Update the part of the records running from the start through the line that contains "280, 318, 314]": write those lines out again with "candle-body" replaced by "bar-body" and nothing else changed.
* begin MATERIAL FOR THIS EXERCISE *
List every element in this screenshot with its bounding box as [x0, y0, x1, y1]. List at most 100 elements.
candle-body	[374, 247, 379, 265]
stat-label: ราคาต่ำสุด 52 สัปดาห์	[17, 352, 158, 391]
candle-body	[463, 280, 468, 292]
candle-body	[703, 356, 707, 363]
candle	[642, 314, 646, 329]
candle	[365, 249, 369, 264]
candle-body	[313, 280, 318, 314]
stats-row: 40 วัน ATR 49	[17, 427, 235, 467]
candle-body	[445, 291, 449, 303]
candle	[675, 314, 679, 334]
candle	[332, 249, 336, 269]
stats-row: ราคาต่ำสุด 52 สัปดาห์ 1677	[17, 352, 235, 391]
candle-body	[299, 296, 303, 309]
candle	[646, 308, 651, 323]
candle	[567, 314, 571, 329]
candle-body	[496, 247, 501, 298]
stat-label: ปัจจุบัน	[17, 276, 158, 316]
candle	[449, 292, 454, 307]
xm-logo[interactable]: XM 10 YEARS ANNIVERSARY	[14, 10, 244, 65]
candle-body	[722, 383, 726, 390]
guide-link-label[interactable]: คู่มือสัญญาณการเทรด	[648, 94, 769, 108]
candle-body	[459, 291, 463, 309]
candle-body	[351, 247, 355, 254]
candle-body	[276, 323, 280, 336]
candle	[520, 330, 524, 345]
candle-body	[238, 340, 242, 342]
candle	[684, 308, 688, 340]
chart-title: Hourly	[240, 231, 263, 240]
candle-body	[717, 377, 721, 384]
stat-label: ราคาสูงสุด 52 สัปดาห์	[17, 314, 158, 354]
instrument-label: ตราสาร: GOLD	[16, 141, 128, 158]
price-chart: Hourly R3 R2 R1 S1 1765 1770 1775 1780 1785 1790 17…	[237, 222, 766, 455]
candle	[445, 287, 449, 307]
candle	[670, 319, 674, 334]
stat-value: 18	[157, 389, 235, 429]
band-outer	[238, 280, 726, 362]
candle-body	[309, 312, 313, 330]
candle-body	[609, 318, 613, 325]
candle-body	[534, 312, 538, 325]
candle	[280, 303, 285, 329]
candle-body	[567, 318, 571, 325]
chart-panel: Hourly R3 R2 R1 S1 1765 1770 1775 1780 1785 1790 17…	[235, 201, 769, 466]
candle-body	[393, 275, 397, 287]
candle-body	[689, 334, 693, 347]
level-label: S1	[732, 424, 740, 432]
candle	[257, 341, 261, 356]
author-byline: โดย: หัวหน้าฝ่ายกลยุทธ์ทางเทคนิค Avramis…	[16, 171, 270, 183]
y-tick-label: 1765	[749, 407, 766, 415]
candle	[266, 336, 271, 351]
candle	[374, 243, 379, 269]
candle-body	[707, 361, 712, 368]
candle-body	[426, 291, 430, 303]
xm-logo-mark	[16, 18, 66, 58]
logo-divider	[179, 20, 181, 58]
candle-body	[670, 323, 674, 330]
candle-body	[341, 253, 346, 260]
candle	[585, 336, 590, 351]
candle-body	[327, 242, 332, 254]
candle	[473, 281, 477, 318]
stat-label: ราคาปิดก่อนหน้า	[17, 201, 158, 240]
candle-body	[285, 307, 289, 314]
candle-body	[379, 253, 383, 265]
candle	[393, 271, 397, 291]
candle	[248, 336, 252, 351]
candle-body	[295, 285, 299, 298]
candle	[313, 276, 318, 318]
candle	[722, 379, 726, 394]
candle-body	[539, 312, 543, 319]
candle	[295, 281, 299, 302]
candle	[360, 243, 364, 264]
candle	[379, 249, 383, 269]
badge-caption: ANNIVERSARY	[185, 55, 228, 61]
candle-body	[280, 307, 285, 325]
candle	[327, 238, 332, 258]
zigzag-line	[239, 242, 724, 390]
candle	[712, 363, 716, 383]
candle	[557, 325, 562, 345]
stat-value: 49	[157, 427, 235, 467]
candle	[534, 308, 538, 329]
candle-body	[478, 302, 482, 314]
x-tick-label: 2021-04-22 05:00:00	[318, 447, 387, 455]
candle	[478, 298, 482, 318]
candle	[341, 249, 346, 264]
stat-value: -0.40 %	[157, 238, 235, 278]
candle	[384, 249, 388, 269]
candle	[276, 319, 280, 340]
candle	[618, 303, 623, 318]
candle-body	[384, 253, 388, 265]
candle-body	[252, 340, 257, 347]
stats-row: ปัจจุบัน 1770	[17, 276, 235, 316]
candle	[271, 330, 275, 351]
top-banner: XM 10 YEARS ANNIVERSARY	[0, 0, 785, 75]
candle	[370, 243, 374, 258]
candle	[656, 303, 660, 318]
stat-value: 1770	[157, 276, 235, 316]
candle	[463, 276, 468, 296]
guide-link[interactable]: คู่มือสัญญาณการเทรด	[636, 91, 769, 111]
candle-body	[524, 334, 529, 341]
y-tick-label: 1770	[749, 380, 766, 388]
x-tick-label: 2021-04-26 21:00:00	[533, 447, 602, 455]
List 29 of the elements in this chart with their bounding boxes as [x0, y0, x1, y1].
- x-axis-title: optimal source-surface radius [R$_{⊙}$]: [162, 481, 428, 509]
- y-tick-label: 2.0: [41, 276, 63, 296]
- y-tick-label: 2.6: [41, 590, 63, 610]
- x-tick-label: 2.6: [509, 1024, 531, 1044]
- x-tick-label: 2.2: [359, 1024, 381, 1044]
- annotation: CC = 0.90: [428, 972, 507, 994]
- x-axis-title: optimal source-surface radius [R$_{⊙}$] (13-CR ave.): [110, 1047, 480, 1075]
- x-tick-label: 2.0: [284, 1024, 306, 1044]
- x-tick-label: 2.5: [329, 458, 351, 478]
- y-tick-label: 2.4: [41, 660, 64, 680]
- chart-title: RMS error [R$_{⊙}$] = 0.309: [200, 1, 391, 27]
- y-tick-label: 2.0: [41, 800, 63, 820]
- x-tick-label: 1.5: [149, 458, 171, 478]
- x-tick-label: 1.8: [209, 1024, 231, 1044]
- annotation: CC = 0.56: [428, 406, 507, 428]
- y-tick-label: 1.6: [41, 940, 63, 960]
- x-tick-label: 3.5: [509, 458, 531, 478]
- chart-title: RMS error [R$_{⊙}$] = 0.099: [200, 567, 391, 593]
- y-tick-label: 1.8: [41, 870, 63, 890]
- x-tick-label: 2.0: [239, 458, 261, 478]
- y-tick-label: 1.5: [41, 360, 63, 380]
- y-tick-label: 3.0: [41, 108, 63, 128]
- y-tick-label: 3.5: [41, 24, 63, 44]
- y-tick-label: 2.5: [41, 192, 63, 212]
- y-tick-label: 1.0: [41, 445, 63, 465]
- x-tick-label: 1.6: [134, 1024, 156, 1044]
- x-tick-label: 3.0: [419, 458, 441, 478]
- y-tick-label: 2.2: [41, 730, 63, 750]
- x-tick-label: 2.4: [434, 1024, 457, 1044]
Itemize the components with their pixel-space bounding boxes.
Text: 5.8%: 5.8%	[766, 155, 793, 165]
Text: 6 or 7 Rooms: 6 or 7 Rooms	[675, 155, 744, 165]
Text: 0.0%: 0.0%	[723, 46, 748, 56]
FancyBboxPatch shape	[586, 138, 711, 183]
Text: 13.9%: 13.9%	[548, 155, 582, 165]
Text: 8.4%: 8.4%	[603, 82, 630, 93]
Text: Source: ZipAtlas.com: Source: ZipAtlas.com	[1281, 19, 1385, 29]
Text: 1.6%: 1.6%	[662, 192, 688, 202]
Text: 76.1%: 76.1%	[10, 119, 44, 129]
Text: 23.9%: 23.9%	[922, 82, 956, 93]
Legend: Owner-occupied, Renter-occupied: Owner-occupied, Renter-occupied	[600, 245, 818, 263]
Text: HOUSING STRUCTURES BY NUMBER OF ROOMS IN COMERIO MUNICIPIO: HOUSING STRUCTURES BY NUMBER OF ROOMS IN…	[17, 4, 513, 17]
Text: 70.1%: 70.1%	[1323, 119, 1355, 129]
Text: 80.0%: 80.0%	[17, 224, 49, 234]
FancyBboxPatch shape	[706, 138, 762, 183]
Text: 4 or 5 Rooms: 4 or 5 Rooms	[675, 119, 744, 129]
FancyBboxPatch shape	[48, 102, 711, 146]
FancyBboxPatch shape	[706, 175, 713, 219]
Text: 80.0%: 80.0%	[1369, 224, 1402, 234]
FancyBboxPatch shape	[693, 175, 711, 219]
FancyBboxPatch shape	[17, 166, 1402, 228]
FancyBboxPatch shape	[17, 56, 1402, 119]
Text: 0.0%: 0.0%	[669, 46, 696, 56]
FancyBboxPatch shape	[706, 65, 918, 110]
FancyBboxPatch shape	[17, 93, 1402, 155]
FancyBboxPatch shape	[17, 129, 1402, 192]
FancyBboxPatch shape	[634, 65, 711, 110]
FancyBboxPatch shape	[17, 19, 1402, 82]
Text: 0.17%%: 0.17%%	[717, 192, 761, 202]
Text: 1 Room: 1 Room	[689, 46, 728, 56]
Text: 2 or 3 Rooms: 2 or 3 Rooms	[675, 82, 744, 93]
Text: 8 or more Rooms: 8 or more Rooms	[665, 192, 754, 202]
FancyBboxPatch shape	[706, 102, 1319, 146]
* end MATERIAL FOR THIS EXERCISE *
*RIGHT ANSWER:*
List every element in this screenshot with its bounding box as [x0, y0, x1, y1]. List at most 100 elements.
bar-body	[374, 247, 379, 265]
stat-label: ราคาต่ำสุด 52 สัปดาห์	[17, 352, 158, 391]
bar-body	[463, 280, 468, 292]
bar-body	[703, 356, 707, 363]
candle	[642, 314, 646, 329]
candle	[365, 249, 369, 264]
bar-body	[313, 280, 318, 314]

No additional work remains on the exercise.